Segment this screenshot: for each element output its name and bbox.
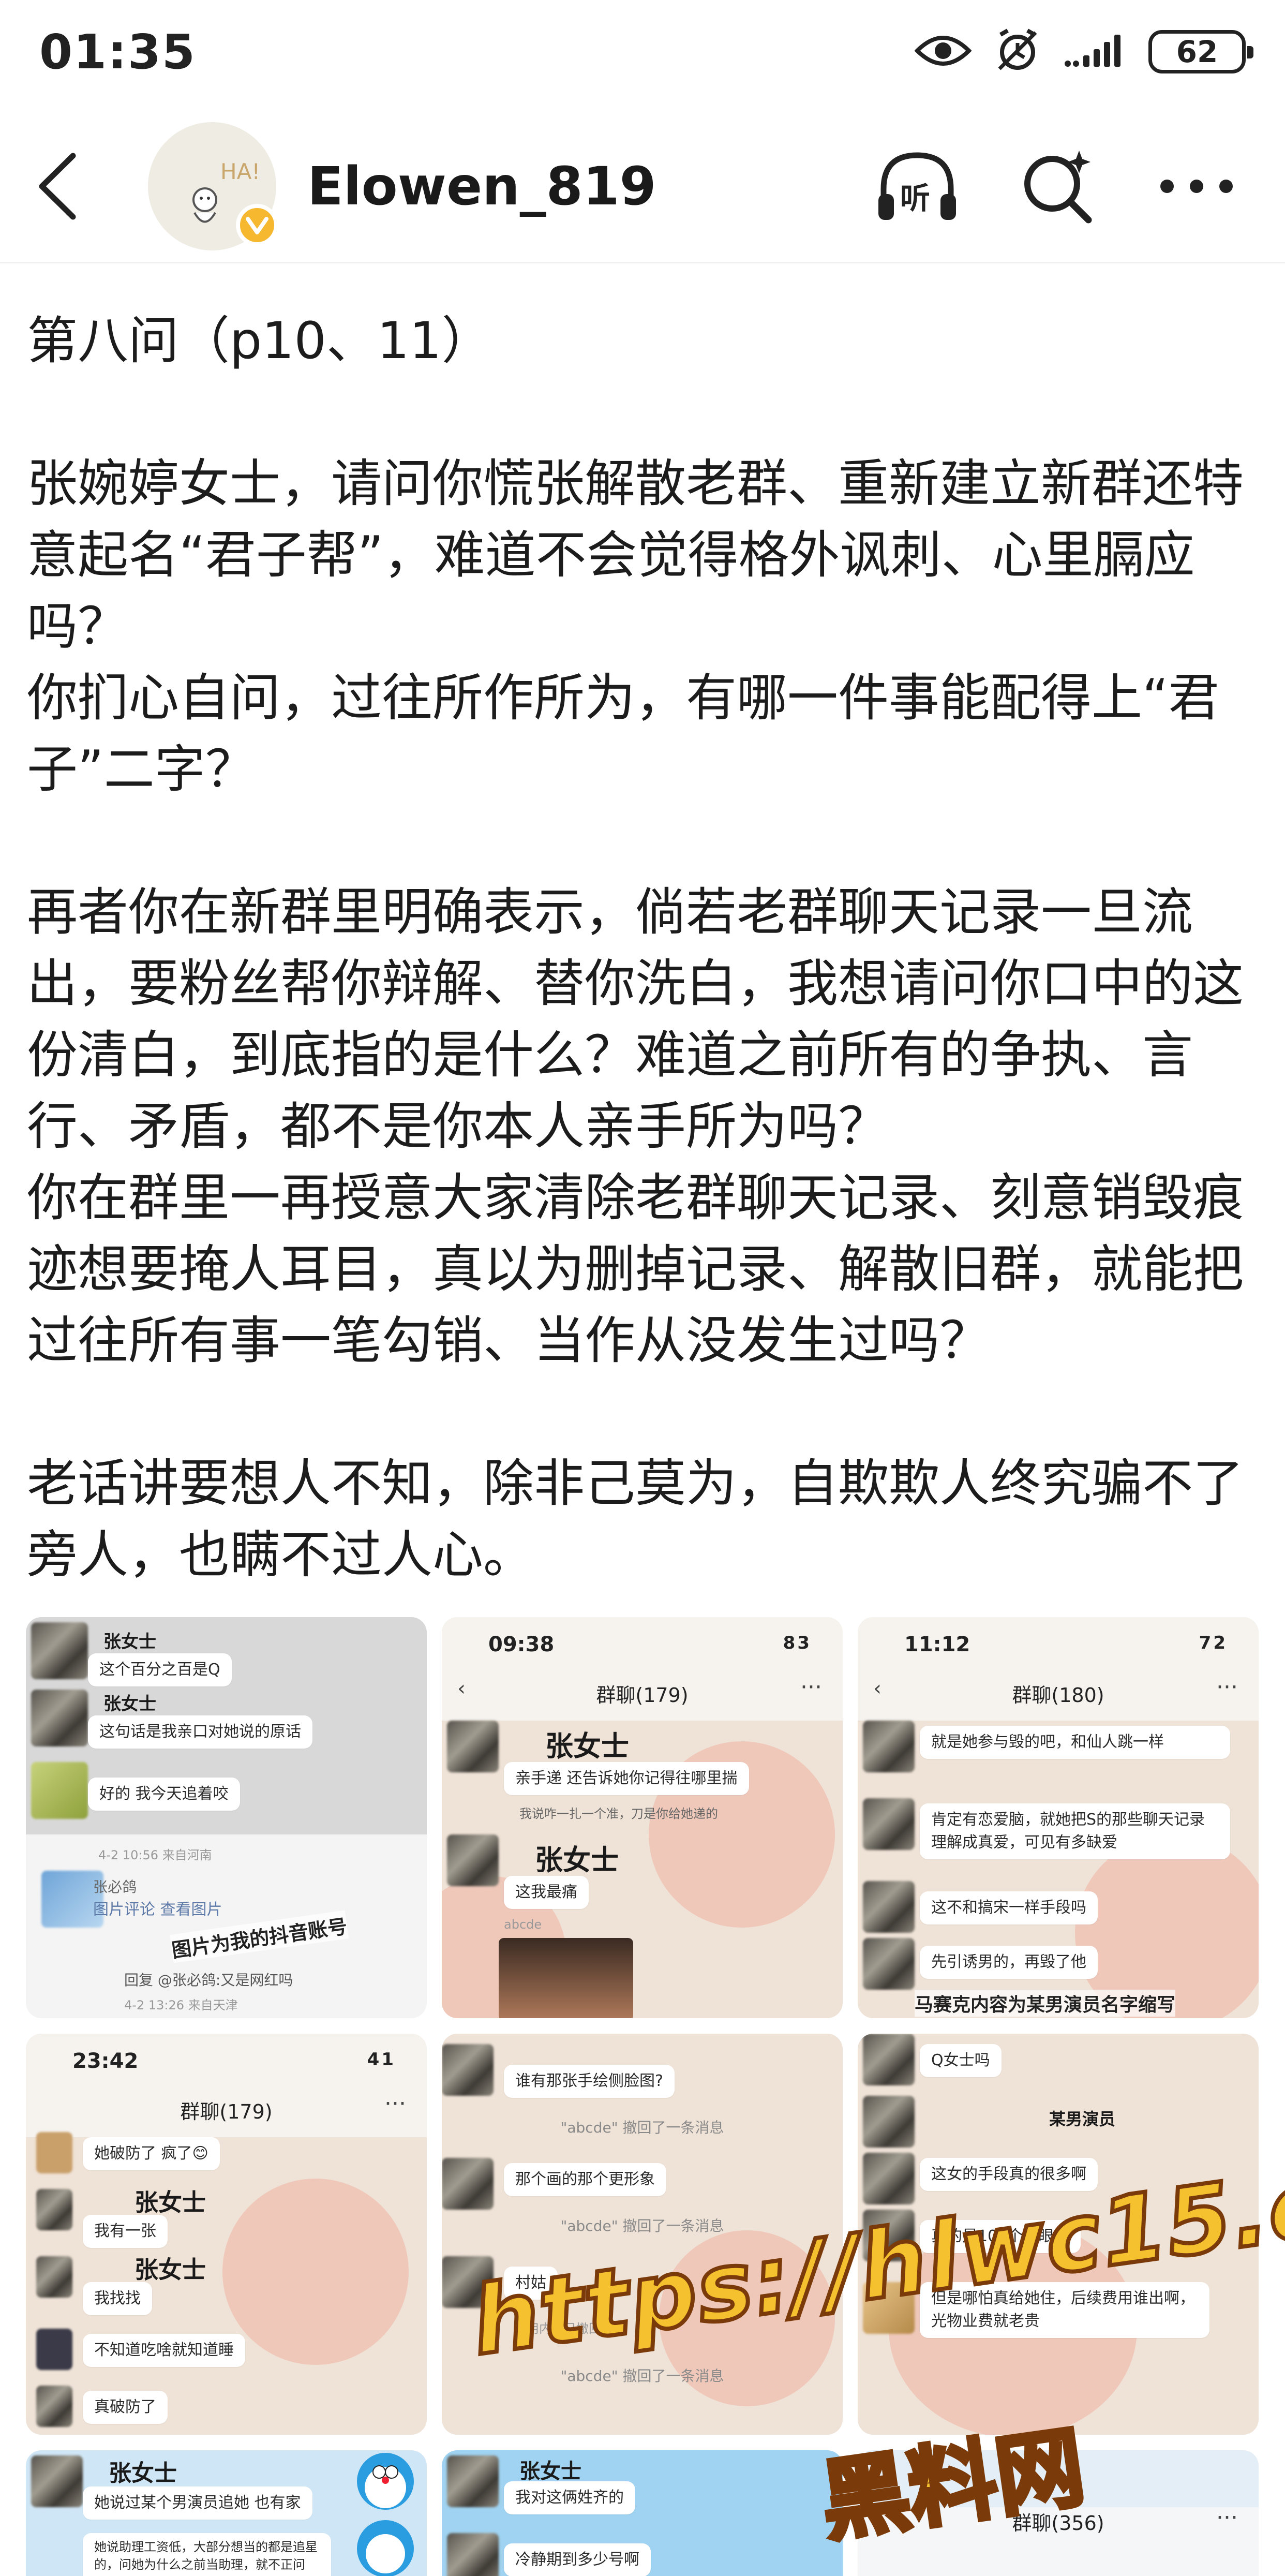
image-tile[interactable]: 09:38 83 ‹ 群聊(179) ··· 张女士 亲手递 还告诉她你记得往哪… [442, 1617, 843, 2018]
status-time: 01:35 [39, 24, 196, 80]
chat-clock: 23:42 [72, 2049, 139, 2073]
more-dots-icon [1160, 180, 1233, 193]
comment-meta: 4-2 10:56 来自河南 [98, 1848, 212, 1862]
image-tile[interactable]: 23:42 41 群聊(179) ··· 她破防了 疯了😊 张女士 我有一张 张… [26, 2034, 427, 2435]
more-button[interactable] [1153, 142, 1241, 230]
chat-message: 好的 我今天追着咬 [88, 1778, 240, 1811]
sender-name: 张女士 [135, 2188, 206, 2216]
comment-text: 图片评论 查看图片 [93, 1901, 222, 1919]
image-caption: 马赛克内容为某男演员名字缩写 [915, 1990, 1176, 2017]
chat-title: 群聊(179) [180, 2100, 273, 2123]
chat-message: 这个百分之百是Q [88, 1653, 232, 1686]
chat-message: 亲手递 还告诉她你记得往哪里揣 [504, 1762, 749, 1795]
sender-name: 张女士 [535, 1844, 619, 1876]
sender-name: 张女士 [103, 1694, 156, 1714]
status-bar: 01:35 62 [0, 0, 1285, 103]
image-tile[interactable]: 张女士 这个百分之百是Q 张女士 这句话是我亲口对她说的原话 好的 我今天追着咬… [26, 1617, 427, 2018]
chat-message: 肯定有恋爱脑，就她把S的那些聊天记录理解成真爱，可见有多缺爱 [920, 1803, 1230, 1859]
screen: 01:35 62 HA! Elowen_819 听 第八问（p10、11） 张婉… [0, 0, 1285, 2576]
chat-battery: 72 [1199, 1633, 1228, 1653]
sender-name: 某男演员 [1049, 2109, 1116, 2129]
svg-text:听: 听 [900, 181, 930, 216]
chat-message: 我找找 [83, 2282, 152, 2315]
post-paragraph: 再者你在新群里明确表示，倘若老群聊天记录一旦流出，要粉丝帮你辩解、替你洗白，我想… [27, 883, 1244, 1370]
chat-battery: 83 [783, 1633, 812, 1653]
sender-name: 张女士 [135, 2256, 206, 2284]
chat-message: 冷静期到多少号啊 [504, 2543, 651, 2576]
chat-message: Q女士吗 [920, 2044, 1002, 2077]
verified-badge-icon [236, 204, 278, 246]
status-icons: 62 [914, 27, 1253, 76]
chat-clock: 11:12 [904, 1633, 970, 1656]
username[interactable]: Elowen_819 [307, 156, 656, 217]
more-dots-icon: ··· [1216, 2505, 1238, 2531]
chat-message: 我对这俩姓齐的 [504, 2481, 635, 2514]
alarm-off-icon [994, 27, 1041, 76]
signal-icon [1064, 33, 1126, 71]
sender-name: 张女士 [109, 2460, 177, 2486]
chat-message: 她破防了 疯了😊 [83, 2137, 220, 2170]
profile-header: HA! Elowen_819 听 [0, 119, 1285, 254]
comment-meta: 4-2 13:26 来自天津 [124, 1998, 238, 2012]
chat-clock: 09:38 [488, 1633, 555, 1656]
image-tile[interactable]: 11:12 72 ‹ 群聊(180) ··· 就是她参与毁的吧，和仙人跳一样 肯… [858, 1617, 1259, 2018]
back-button[interactable] [29, 145, 86, 228]
chat-message: 这句话是我亲口对她说的原话 [88, 1715, 312, 1749]
chat-title: 群聊(179) [596, 1684, 689, 1707]
image-tile[interactable]: 张女士 我对这俩姓齐的 冷静期到多少号啊 [442, 2450, 843, 2576]
chat-message: 那个画的那个更形象 [504, 2163, 666, 2196]
search-icon [1024, 151, 1092, 224]
quoted-message: 我说咋一扎一个准，刀是你给她递的 [519, 1807, 718, 1821]
post-paragraph: 老话讲要想人不知，除非己莫为，自欺欺人终究骗不了旁人，也瞒不过人心。 [27, 1454, 1244, 1585]
chevron-left-icon [39, 153, 76, 220]
more-dots-icon: ··· [800, 1674, 822, 1700]
sender-name: 张女士 [103, 1632, 156, 1652]
header-actions: 听 [873, 142, 1256, 230]
header-divider [0, 262, 1285, 263]
listen-button[interactable]: 听 [873, 142, 961, 230]
comment-reply: 回复 @张必鸽:又是网红吗 [124, 1972, 293, 1989]
sender-name: 张女士 [519, 2460, 581, 2483]
chat-message: 先引诱男的，再毁了他 [920, 1946, 1098, 1979]
chat-message: 她说助理工资低，大部分想当的都是追星的，问她为什么之前当助理，就不正问回... [83, 2533, 331, 2576]
more-dots-icon: ··· [384, 2091, 406, 2117]
battery-icon: 62 [1148, 30, 1253, 73]
chat-message: 真破防了 [83, 2391, 168, 2424]
commenter-name: 张必鸽 [93, 1878, 137, 1896]
system-note: "abcde" 撤回了一条消息 [560, 2119, 724, 2136]
chat-message: 不知道吃啥就知道睡 [83, 2334, 245, 2367]
chat-battery: 41 [367, 2049, 396, 2070]
search-button[interactable] [1013, 142, 1101, 230]
doraemon-sticker-icon [349, 2450, 422, 2576]
image-tile[interactable]: 张女士 她说过某个男演员追她 也有家 她说助理工资低，大部分想当的都是追星的，问… [26, 2450, 427, 2576]
chat-message: 谁有那张手绘侧脸图? [504, 2065, 675, 2098]
sender-name: 张女士 [545, 1730, 629, 1763]
avatar-text: HA! [220, 159, 260, 184]
post-title: 第八问（p10、11） [27, 312, 492, 371]
post-paragraph: 张婉婷女士，请问你慌张解散老群、重新建立新群还特意起名“君子帮”，难道不会觉得格… [27, 454, 1244, 799]
post-body: 第八问（p10、11） 张婉婷女士，请问你慌张解散老群、重新建立新群还特意起名“… [27, 305, 1258, 1591]
chat-topbar: 11:12 72 ‹ 群聊(180) ··· [858, 1617, 1259, 1721]
chat-topbar: 09:38 83 ‹ 群聊(179) ··· [442, 1617, 843, 1721]
eye-icon [914, 33, 972, 71]
more-dots-icon: ··· [1216, 1674, 1238, 1700]
photo-thumbnail [499, 1938, 633, 2018]
chat-topbar: 23:42 41 群聊(179) ··· [26, 2034, 427, 2137]
chat-message: 她说过某个男演员追她 也有家 [83, 2486, 312, 2520]
chat-message: 就是她参与毁的吧，和仙人跳一样 [920, 1726, 1230, 1759]
sender-name: abcde [504, 1917, 542, 1932]
avatar[interactable]: HA! [148, 122, 278, 250]
chat-message: 我有一张 [83, 2215, 168, 2248]
headphones-icon: 听 [878, 152, 956, 220]
chat-message: 这不和搞宋一样手段吗 [920, 1891, 1098, 1924]
chat-message: 这我最痛 [504, 1876, 589, 1909]
chat-title: 群聊(180) [1012, 1684, 1104, 1707]
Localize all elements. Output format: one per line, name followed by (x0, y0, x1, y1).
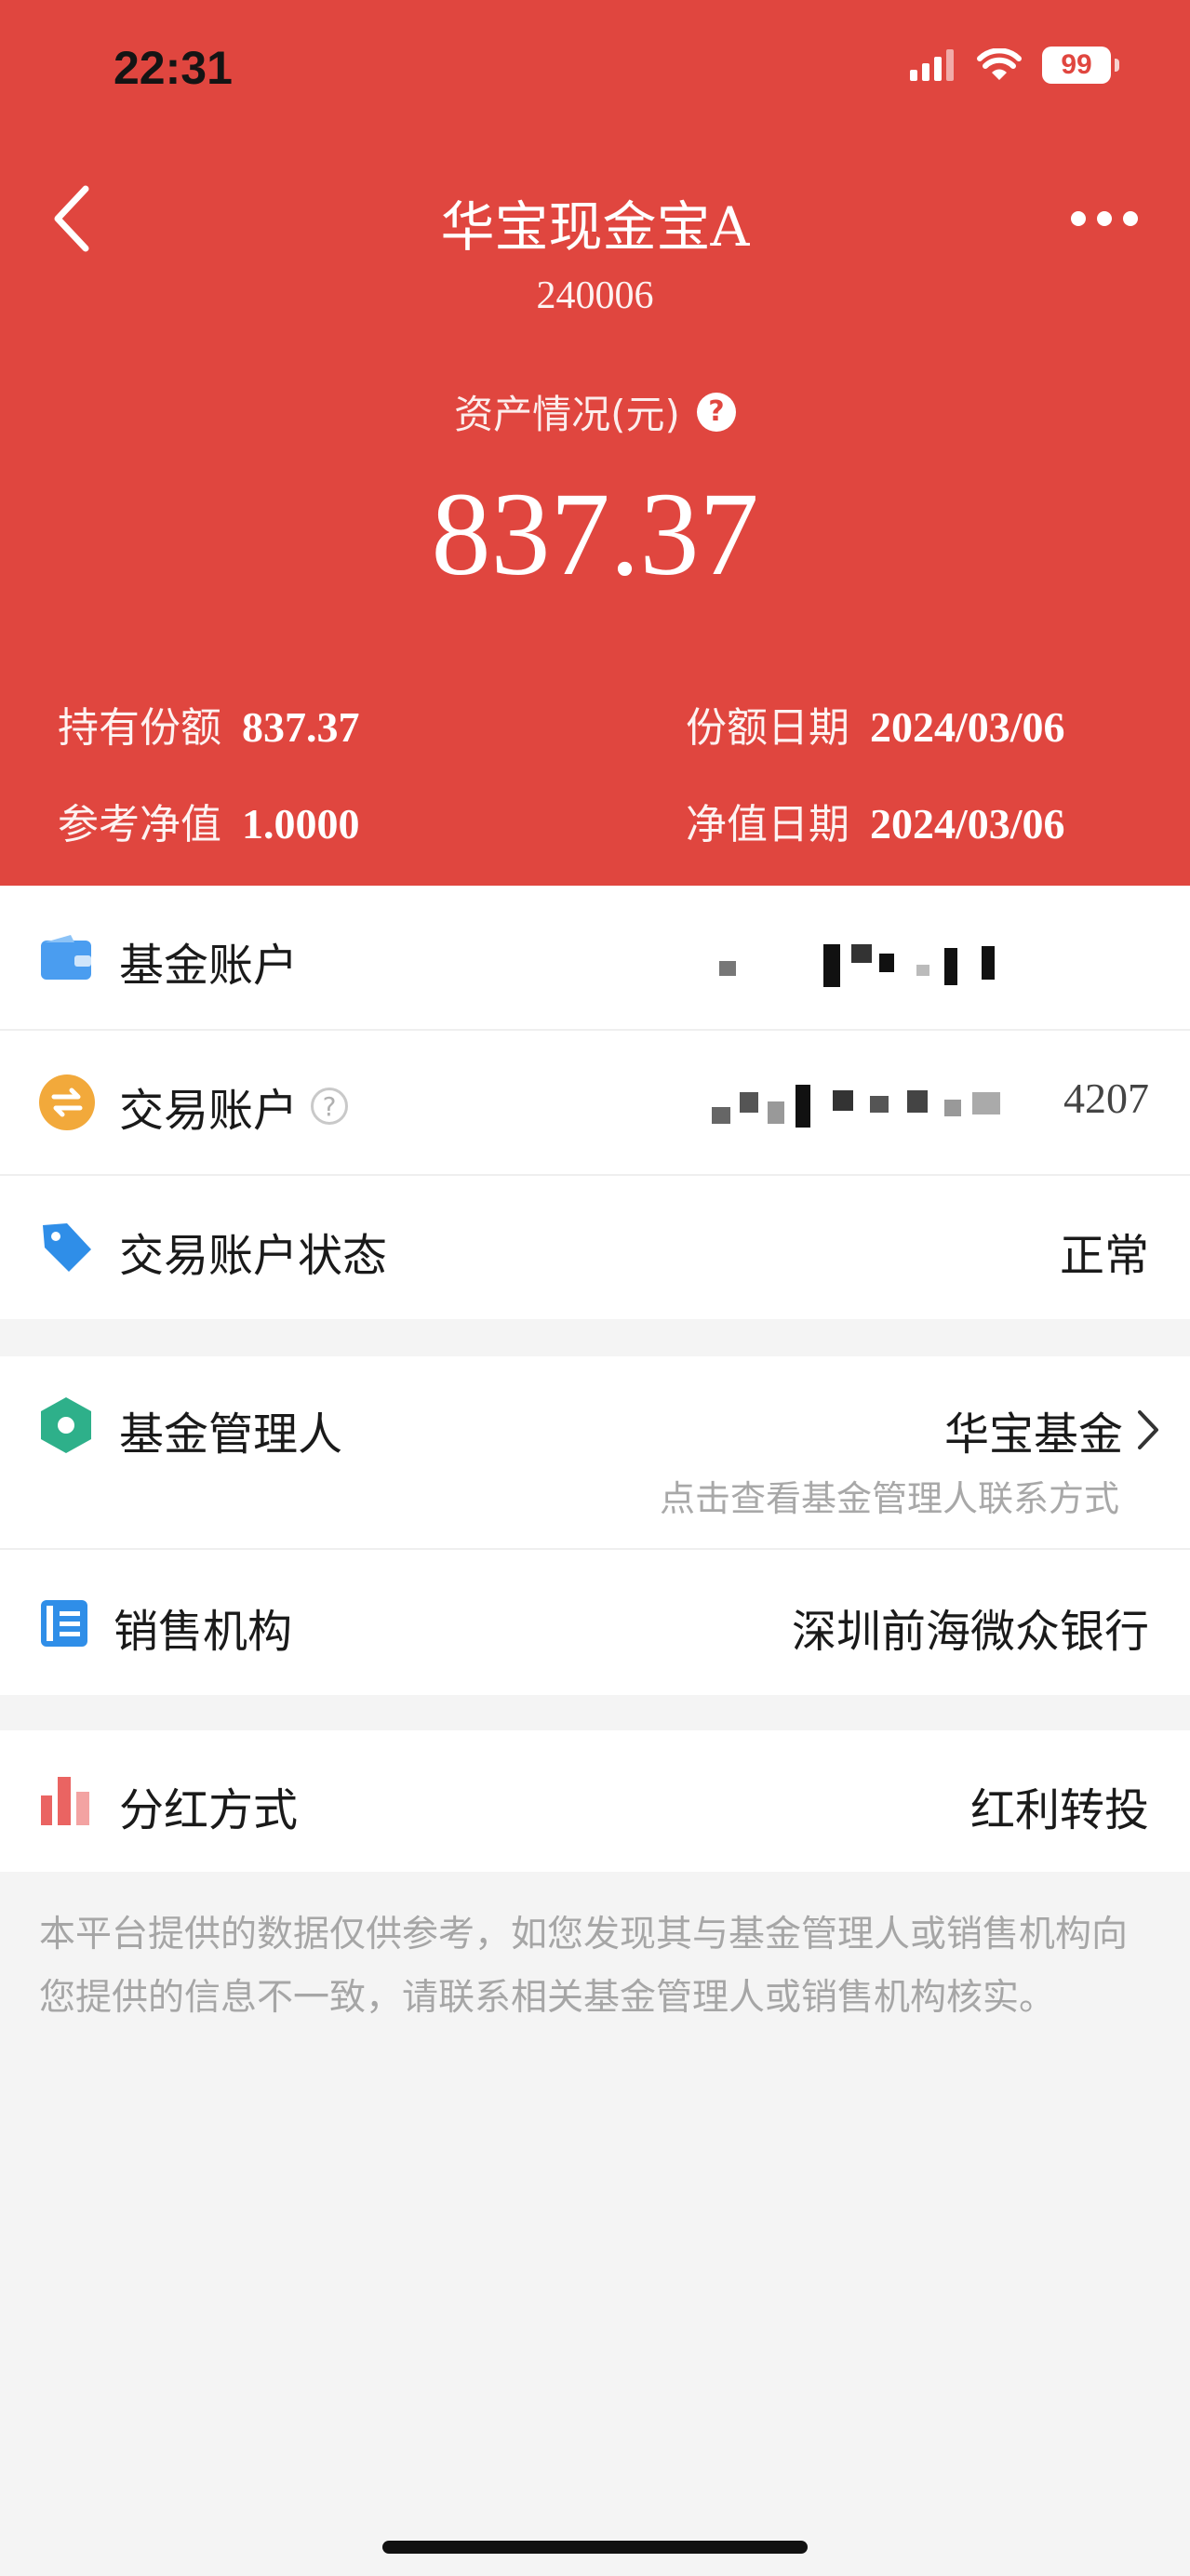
trade-account-row: 交易账户 ? 4207 (0, 1031, 1190, 1174)
shares-value: 837.37 (242, 703, 360, 751)
status-time: 22:31 (114, 42, 233, 94)
signal-icon (910, 49, 954, 81)
nav-value: 1.0000 (242, 800, 360, 848)
masked-fund-account (719, 944, 995, 987)
disclaimer-text: 本平台提供的数据仅供参考，如您发现其与基金管理人或销售机构向您提供的信息不一致，… (39, 1914, 1129, 2019)
manager-contact-link[interactable]: 点击查看基金管理人联系方式 (660, 1470, 1119, 1521)
sales-agency-label: 销售机构 (114, 1606, 293, 1658)
dividend-label: 分红方式 (119, 1784, 299, 1836)
mask-pixels (712, 1085, 1000, 1128)
chevron-right-icon (1138, 1410, 1158, 1449)
sales-agency-row: 销售机构 深圳前海微众银行 (0, 1550, 1190, 1695)
help-icon[interactable]: ? (311, 1088, 349, 1125)
dividend-row: 分红方式 红利转投 (0, 1730, 1190, 1872)
help-icon[interactable]: ? (696, 392, 736, 432)
dividend-value: 红利转投 (969, 1784, 1149, 1836)
fund-name: 华宝现金宝A (440, 195, 750, 259)
nav-date-value: 2024/03/06 (870, 800, 1065, 848)
wifi-icon (977, 48, 1022, 80)
asset-label-row: 资产情况(元) ? (0, 383, 1190, 440)
home-indicator[interactable] (382, 2541, 808, 2554)
trade-status-value: 正常 (1059, 1230, 1149, 1282)
fund-manager-row[interactable]: 基金管理人 华宝基金 点击查看基金管理人联系方式 (0, 1356, 1190, 1548)
wallet-icon (41, 935, 91, 980)
masked-trade-account: 4207 (712, 1074, 1149, 1133)
asset-value: 837.37 (431, 468, 759, 600)
fund-account-row: 基金账户 (0, 886, 1190, 1029)
transfer-icon (39, 1074, 95, 1130)
nav-stat: 参考净值 1.0000 (58, 791, 360, 850)
fund-manager-label: 基金管理人 (119, 1408, 343, 1461)
trade-status-label: 交易账户状态 (119, 1230, 388, 1282)
shares-date-label: 份额日期 (686, 704, 849, 752)
nav-date-stat: 净值日期 2024/03/06 (686, 791, 1065, 850)
nav-label: 参考净值 (58, 801, 221, 848)
fund-manager-value: 华宝基金 (943, 1408, 1123, 1461)
nav-date-label: 净值日期 (686, 801, 849, 848)
fund-code: 240006 (536, 274, 654, 317)
fund-account-label: 基金账户 (119, 940, 299, 992)
trade-account-label: 交易账户 ? (119, 1074, 349, 1139)
shares-date-value: 2024/03/06 (870, 703, 1065, 751)
shares-stat: 持有份额 837.37 (58, 694, 360, 754)
shares-date-stat: 份额日期 2024/03/06 (686, 694, 1065, 754)
asset-label: 资产情况(元) (454, 392, 680, 437)
sales-agency-value: 深圳前海微众银行 (791, 1606, 1149, 1658)
trade-status-row: 交易账户状态 正常 (0, 1176, 1190, 1319)
battery-indicator: 99 (1042, 47, 1119, 84)
book-icon (41, 1600, 87, 1647)
trade-account-tail: 4207 (1063, 1074, 1149, 1122)
fund-manager-value-group[interactable]: 华宝基金 (944, 1397, 1160, 1462)
battery-level: 99 (1061, 49, 1092, 80)
shares-label: 持有份额 (58, 704, 221, 752)
tag-icon (43, 1223, 91, 1272)
status-indicators: 99 (910, 47, 1119, 84)
bar-chart-icon (41, 1777, 89, 1825)
hexagon-icon (41, 1397, 91, 1453)
fund-header: 22:31 99 华宝现金宝A 240006 资产情况(元) ? 837.37 … (0, 0, 1190, 886)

------------------------------------

Task requirements:
Reproduce the data lines verbatim, starting at the line that contains "trade-account-row: 交易账户 ?" and ending at the line that contains "masked-fund-account (719, 944, 995, 987)", with both of those lines included.

Exercise solution:
trade-account-row: 交易账户 ? 4207 (0, 1031, 1190, 1174)
shares-value: 837.37 (242, 703, 360, 751)
status-time: 22:31 (114, 42, 233, 94)
signal-icon (910, 49, 954, 81)
nav-value: 1.0000 (242, 800, 360, 848)
masked-fund-account (719, 944, 995, 987)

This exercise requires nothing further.